━━━ Provided data ━━━

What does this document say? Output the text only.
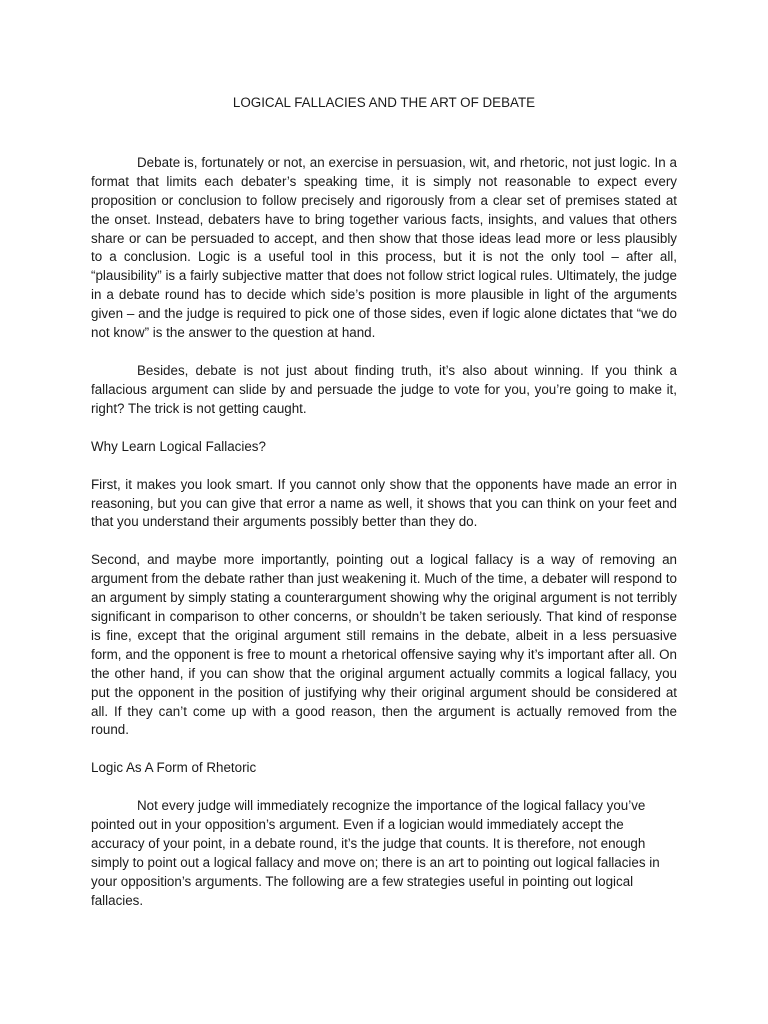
LOGICAL FALLACIES AND THE ART OF DEBATE

Debate is, fortunately or not, an exercise in persuasion, wit, and rhetoric, not just logic. In a format that limits each debater’s speaking time, it is simply not reasonable to expect every proposition or conclusion to follow precisely and rigorously from a clear set of premises stated at the onset. Instead, debaters have to bring together various facts, insights, and values that others share or can be persuaded to accept, and then show that those ideas lead more or less plausibly to a conclusion. Logic is a useful tool in this process, but it is not the only tool – after all, “plausibility” is a fairly subjective matter that does not follow strict logical rules. Ultimately, the judge in a debate round has to decide which side’s position is more plausible in light of the arguments given – and the judge is required to pick one of those sides, even if logic alone dictates that “we do not know” is the answer to the question at hand.

Besides, debate is not just about finding truth, it’s also about winning. If you think a fallacious argument can slide by and persuade the judge to vote for you, you’re going to make it, right? The trick is not getting caught.

Why Learn Logical Fallacies?

First, it makes you look smart. If you cannot only show that the opponents have made an error in reasoning, but you can give that error a name as well, it shows that you can think on your feet and that you understand their arguments possibly better than they do.

Second, and maybe more importantly, pointing out a logical fallacy is a way of removing an argument from the debate rather than just weakening it. Much of the time, a debater will respond to an argument by simply stating a counterargument showing why the original argument is not terribly significant in comparison to other concerns, or shouldn’t be taken seriously. That kind of response is fine, except that the original argument still remains in the debate, albeit in a less persuasive form, and the opponent is free to mount a rhetorical offensive saying why it’s important after all. On the other hand, if you can show that the original argument actually commits a logical fallacy, you put the opponent in the position of justifying why their original argument should be considered at all. If they can’t come up with a good reason, then the argument is actually removed from the round.

Logic As A Form of Rhetoric

Not every judge will immediately recognize the importance of the logical fallacy you’ve pointed out in your opposition’s argument. Even if a logician would immediately accept the accuracy of your point, in a debate round, it’s the judge that counts. It is therefore, not enough simply to point out a logical fallacy and move on; there is an art to pointing out logical fallacies in your opposition’s arguments. The following are a few strategies useful in pointing out logical fallacies.
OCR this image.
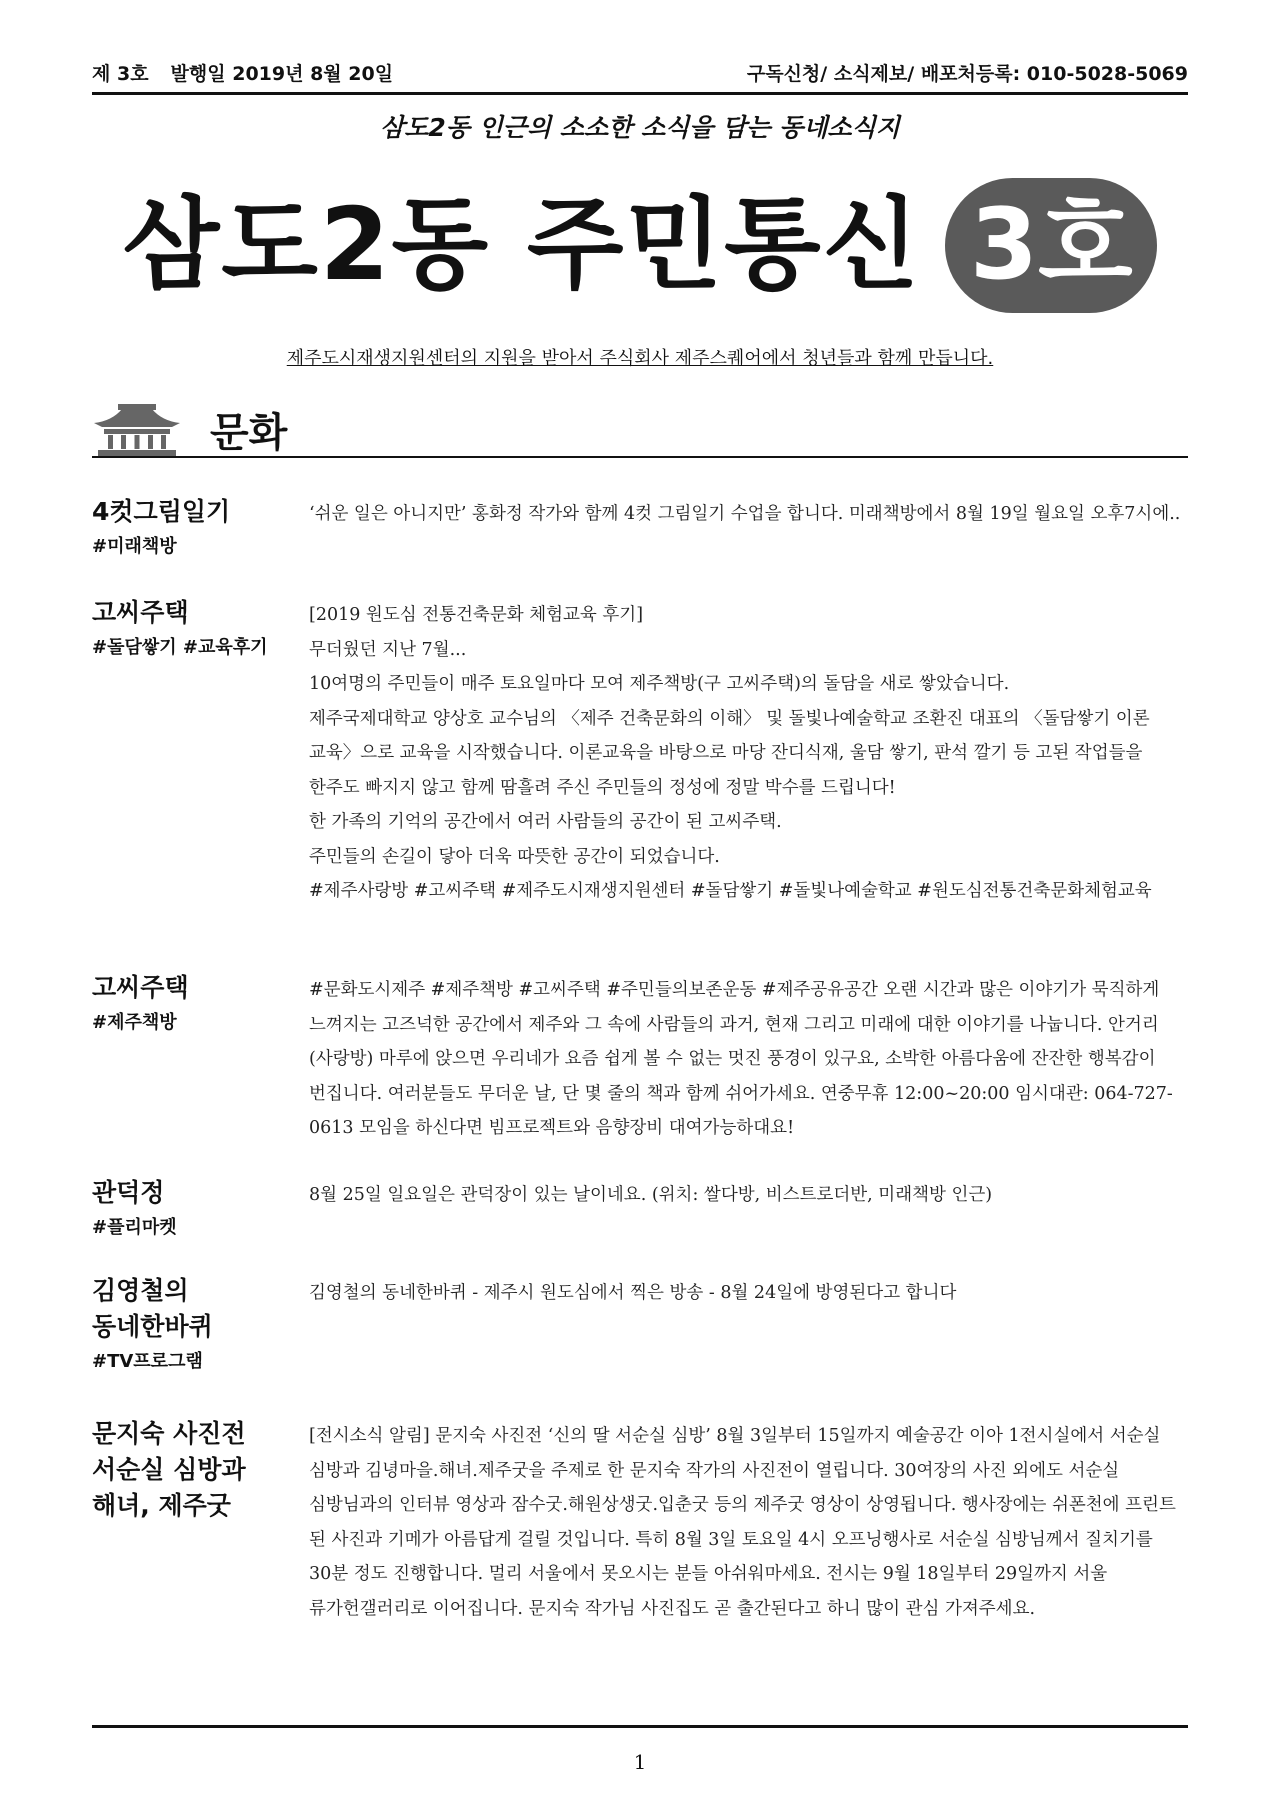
제 3호 발행일 2019년 8월 20일	구독신청/ 소식제보/ 배포처등록: 010-5028-5069
삼도2동 인근의 소소한 소식을 담는 동네소식지
삼도2동 주민통신 3호
제주도시재생지원센터의 지원을 받아서 주식회사 제주스퀘어에서 청년들과 함께 만듭니다.
문화
4컷그림일기
#미래책방
‘쉬운 일은 아니지만’ 홍화정 작가와 함께 4컷 그림일기 수업을 합니다. 미래책방에서 8월 19일 월요일 오후7시에..
고씨주택
#돌담쌓기 #교육후기
[2019 원도심 전통건축문화 체험교육 후기]
무더웠던 지난 7월...
10여명의 주민들이 매주 토요일마다 모여 제주책방(구 고씨주택)의 돌담을 새로 쌓았습니다.
제주국제대학교 양상호 교수님의 〈제주 건축문화의 이해〉 및 돌빛나예술학교 조환진 대표의 〈돌담쌓기 이론 교육〉으로 교육을 시작했습니다. 이론교육을 바탕으로 마당 잔디식재, 울담 쌓기, 판석 깔기 등 고된 작업들을 한주도 빠지지 않고 함께 땀흘려 주신 주민들의 정성에 정말 박수를 드립니다!
한 가족의 기억의 공간에서 여러 사람들의 공간이 된 고씨주택.
주민들의 손길이 닿아 더욱 따뜻한 공간이 되었습니다.
#제주사랑방 #고씨주택 #제주도시재생지원센터 #돌담쌓기 #돌빛나예술학교 #원도심전통건축문화체험교육
고씨주택
#제주책방
#문화도시제주 #제주책방 #고씨주택 #주민들의보존운동 #제주공유공간 오랜 시간과 많은 이야기가 묵직하게 느껴지는 고즈넉한 공간에서 제주와 그 속에 사람들의 과거, 현재 그리고 미래에 대한 이야기를 나눕니다. 안거리(사랑방) 마루에 앉으면 우리네가 요즘 쉽게 볼 수 없는 멋진 풍경이 있구요, 소박한 아름다움에 잔잔한 행복감이 번집니다. 여러분들도 무더운 날, 단 몇 줄의 책과 함께 쉬어가세요. 연중무휴 12:00~20:00 임시대관: 064-727-0613 모임을 하신다면 빔프로젝트와 음향장비 대여가능하대요!
관덕정
#플리마켓
8월 25일 일요일은 관덕장이 있는 날이네요. (위치: 쌀다방, 비스트로더반, 미래책방 인근)
김영철의
동네한바퀴
#TV프로그램
김영철의 동네한바퀴 - 제주시 원도심에서 찍은 방송 - 8월 24일에 방영된다고 합니다
문지숙 사진전
서순실 심방과
해녀, 제주굿
[전시소식 알림] 문지숙 사진전 ‘신의 딸 서순실 심방’ 8월 3일부터 15일까지 예술공간 이아 1전시실에서 서순실 심방과 김녕마을.해녀.제주굿을 주제로 한 문지숙 작가의 사진전이 열립니다. 30여장의 사진 외에도 서순실 심방님과의 인터뷰 영상과 잠수굿.해원상생굿.입춘굿 등의 제주굿 영상이 상영됩니다. 행사장에는 쉬폰천에 프린트 된 사진과 기메가 아름답게 걸릴 것입니다. 특히 8월 3일 토요일 4시 오프닝행사로 서순실 심방님께서 질치기를 30분 정도 진행합니다. 멀리 서울에서 못오시는 분들 아쉬워마세요. 전시는 9월 18일부터 29일까지 서울 류가헌갤러리로 이어집니다. 문지숙 작가님 사진집도 곧 출간된다고 하니 많이 관심 가져주세요.
1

━━━

Given task: Copy out every line that includes the word "제주책방".

Task response:
10여명의 주민들이 매주 토요일마다 모여 제주책방(구 고씨주택)의 돌담을 새로 쌓았습니다.
#제주책방
#문화도시제주 #제주책방 #고씨주택 #주민들의보존운동 #제주공유공간 오랜 시간과 많은 이야기가 묵직하게 느껴지는 고즈넉한 공간에서 제주와 그 속에 사람들의 과거, 현재 그리고 미래에 대한 이야기를 나눕니다. 안거리(사랑방) 마루에 앉으면 우리네가 요즘 쉽게 볼 수 없는 멋진 풍경이 있구요, 소박한 아름다움에 잔잔한 행복감이 번집니다. 여러분들도 무더운 날, 단 몇 줄의 책과 함께 쉬어가세요. 연중무휴 12:00~20:00 임시대관: 064-727-0613 모임을 하신다면 빔프로젝트와 음향장비 대여가능하대요!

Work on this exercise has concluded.